## Data excerpts
________
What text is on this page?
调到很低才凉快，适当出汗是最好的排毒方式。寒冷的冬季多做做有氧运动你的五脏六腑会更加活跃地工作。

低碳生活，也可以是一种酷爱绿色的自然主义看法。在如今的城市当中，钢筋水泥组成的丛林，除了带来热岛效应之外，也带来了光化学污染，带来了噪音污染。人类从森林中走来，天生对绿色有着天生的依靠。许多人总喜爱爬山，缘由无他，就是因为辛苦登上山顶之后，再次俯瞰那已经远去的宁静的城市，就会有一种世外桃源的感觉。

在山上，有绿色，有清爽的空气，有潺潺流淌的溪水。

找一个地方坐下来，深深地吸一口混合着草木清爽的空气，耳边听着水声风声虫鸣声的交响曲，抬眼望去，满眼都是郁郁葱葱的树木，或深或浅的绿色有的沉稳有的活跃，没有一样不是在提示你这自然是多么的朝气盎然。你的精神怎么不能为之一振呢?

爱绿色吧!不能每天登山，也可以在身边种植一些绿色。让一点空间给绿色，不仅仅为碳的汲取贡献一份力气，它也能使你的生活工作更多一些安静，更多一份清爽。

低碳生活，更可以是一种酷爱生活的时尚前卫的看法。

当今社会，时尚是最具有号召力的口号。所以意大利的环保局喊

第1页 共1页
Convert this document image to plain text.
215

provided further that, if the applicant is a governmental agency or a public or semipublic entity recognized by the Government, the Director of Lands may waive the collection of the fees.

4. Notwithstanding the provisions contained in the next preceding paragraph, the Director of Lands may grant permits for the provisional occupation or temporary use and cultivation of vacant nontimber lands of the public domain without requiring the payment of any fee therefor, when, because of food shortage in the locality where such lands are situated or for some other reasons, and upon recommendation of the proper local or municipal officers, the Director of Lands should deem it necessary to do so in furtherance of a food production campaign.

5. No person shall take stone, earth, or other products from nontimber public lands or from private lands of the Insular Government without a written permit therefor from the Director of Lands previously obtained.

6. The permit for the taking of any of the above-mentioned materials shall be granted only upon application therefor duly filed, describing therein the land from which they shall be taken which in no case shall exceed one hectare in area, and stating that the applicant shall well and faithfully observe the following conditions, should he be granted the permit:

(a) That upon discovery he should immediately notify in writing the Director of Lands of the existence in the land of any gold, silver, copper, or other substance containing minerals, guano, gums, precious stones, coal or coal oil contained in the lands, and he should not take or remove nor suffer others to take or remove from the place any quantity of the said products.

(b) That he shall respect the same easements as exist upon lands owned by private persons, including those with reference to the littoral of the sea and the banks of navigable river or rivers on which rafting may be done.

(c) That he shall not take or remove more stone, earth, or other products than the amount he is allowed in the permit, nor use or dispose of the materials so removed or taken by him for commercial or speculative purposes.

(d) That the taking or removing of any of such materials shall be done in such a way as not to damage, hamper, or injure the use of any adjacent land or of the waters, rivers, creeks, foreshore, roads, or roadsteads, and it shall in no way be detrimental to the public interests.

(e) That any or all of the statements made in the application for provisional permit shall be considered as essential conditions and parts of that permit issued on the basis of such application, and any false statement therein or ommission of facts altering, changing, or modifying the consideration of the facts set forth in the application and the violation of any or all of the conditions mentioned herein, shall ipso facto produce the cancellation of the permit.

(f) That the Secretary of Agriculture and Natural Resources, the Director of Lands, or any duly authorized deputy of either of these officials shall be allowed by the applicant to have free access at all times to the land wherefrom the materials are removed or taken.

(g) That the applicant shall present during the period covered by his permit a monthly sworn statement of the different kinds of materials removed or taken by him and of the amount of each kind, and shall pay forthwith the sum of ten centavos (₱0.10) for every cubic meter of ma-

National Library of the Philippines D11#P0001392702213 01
________
## WHAT YOU HAVE TO DO
Quote the entire listing above exactly.

## EXERCISE OUTPUT
What text is on this page?
调到很低才凉快，适当出汗是最好的排毒方式。寒冷的冬季多做做有氧运动你的五脏六腑会更加活跃地工作。

低碳生活，也可以是一种酷爱绿色的自然主义看法。在如今的城市当中，钢筋水泥组成的丛林，除了带来热岛效应之外，也带来了光化学污染，带来了噪音污染。人类从森林中走来，天生对绿色有着天生的依靠。许多人总喜爱爬山，缘由无他，就是因为辛苦登上山顶之后，再次俯瞰那已经远去的宁静的城市，就会有一种世外桃源的感觉。

在山上，有绿色，有清爽的空气，有潺潺流淌的溪水。

找一个地方坐下来，深深地吸一口混合着草木清爽的空气，耳边听着水声风声虫鸣声的交响曲，抬眼望去，满眼都是郁郁葱葱的树木，或深或浅的绿色有的沉稳有的活跃，没有一样不是在提示你这自然是多么的朝气盎然。你的精神怎么不能为之一振呢?

爱绿色吧!不能每天登山，也可以在身边种植一些绿色。让一点空间给绿色，不仅仅为碳的汲取贡献一份力气，它也能使你的生活工作更多一些安静，更多一份清爽。

低碳生活，更可以是一种酷爱生活的时尚前卫的看法。

当今社会，时尚是最具有号召力的口号。所以意大利的环保局喊

第1页 共1页
Convert this document image to plain text.
215

provided further that, if the applicant is a governmental agency or a public or semipublic entity recognized by the Government, the Director of Lands may waive the collection of the fees.

4. Notwithstanding the provisions contained in the next preceding paragraph, the Director of Lands may grant permits for the provisional occupation or temporary use and cultivation of vacant nontimber lands of the public domain without requiring the payment of any fee therefor, when, because of food shortage in the locality where such lands are situated or for some other reasons, and upon recommendation of the proper local or municipal officers, the Director of Lands should deem it necessary to do so in furtherance of a food production campaign.

5. No person shall take stone, earth, or other products from nontimber public lands or from private lands of the Insular Government without a written permit therefor from the Director of Lands previously obtained.

6. The permit for the taking of any of the above-mentioned materials shall be granted only upon application therefor duly filed, describing therein the land from which they shall be taken which in no case shall exceed one hectare in area, and stating that the applicant shall well and faithfully observe the following conditions, should he be granted the permit:

(a) That upon discovery he should immediately notify in writing the Director of Lands of the existence in the land of any gold, silver, copper, or other substance containing minerals, guano, gums, precious stones, coal or coal oil contained in the lands, and he should not take or remove nor suffer others to take or remove from the place any quantity of the said products.

(b) That he shall respect the same easements as exist upon lands owned by private persons, including those with reference to the littoral of the sea and the banks of navigable river or rivers on which rafting may be done.

(c) That he shall not take or remove more stone, earth, or other products than the amount he is allowed in the permit, nor use or dispose of the materials so removed or taken by him for commercial or speculative purposes.

(d) That the taking or removing of any of such materials shall be done in such a way as not to damage, hamper, or injure the use of any adjacent land or of the waters, rivers, creeks, foreshore, roads, or roadsteads, and it shall in no way be detrimental to the public interests.

(e) That any or all of the statements made in the application for provisional permit shall be considered as essential conditions and parts of that permit issued on the basis of such application, and any false statement therein or ommission of facts altering, changing, or modifying the consideration of the facts set forth in the application and the violation of any or all of the conditions mentioned herein, shall ipso facto produce the cancellation of the permit.

(f) That the Secretary of Agriculture and Natural Resources, the Director of Lands, or any duly authorized deputy of either of these officials shall be allowed by the applicant to have free access at all times to the land wherefrom the materials are removed or taken.

(g) That the applicant shall present during the period covered by his permit a monthly sworn statement of the different kinds of materials removed or taken by him and of the amount of each kind, and shall pay forthwith the sum of ten centavos (₱0.10) for every cubic meter of ma-

National Library of the Philippines D11#P0001392702213 01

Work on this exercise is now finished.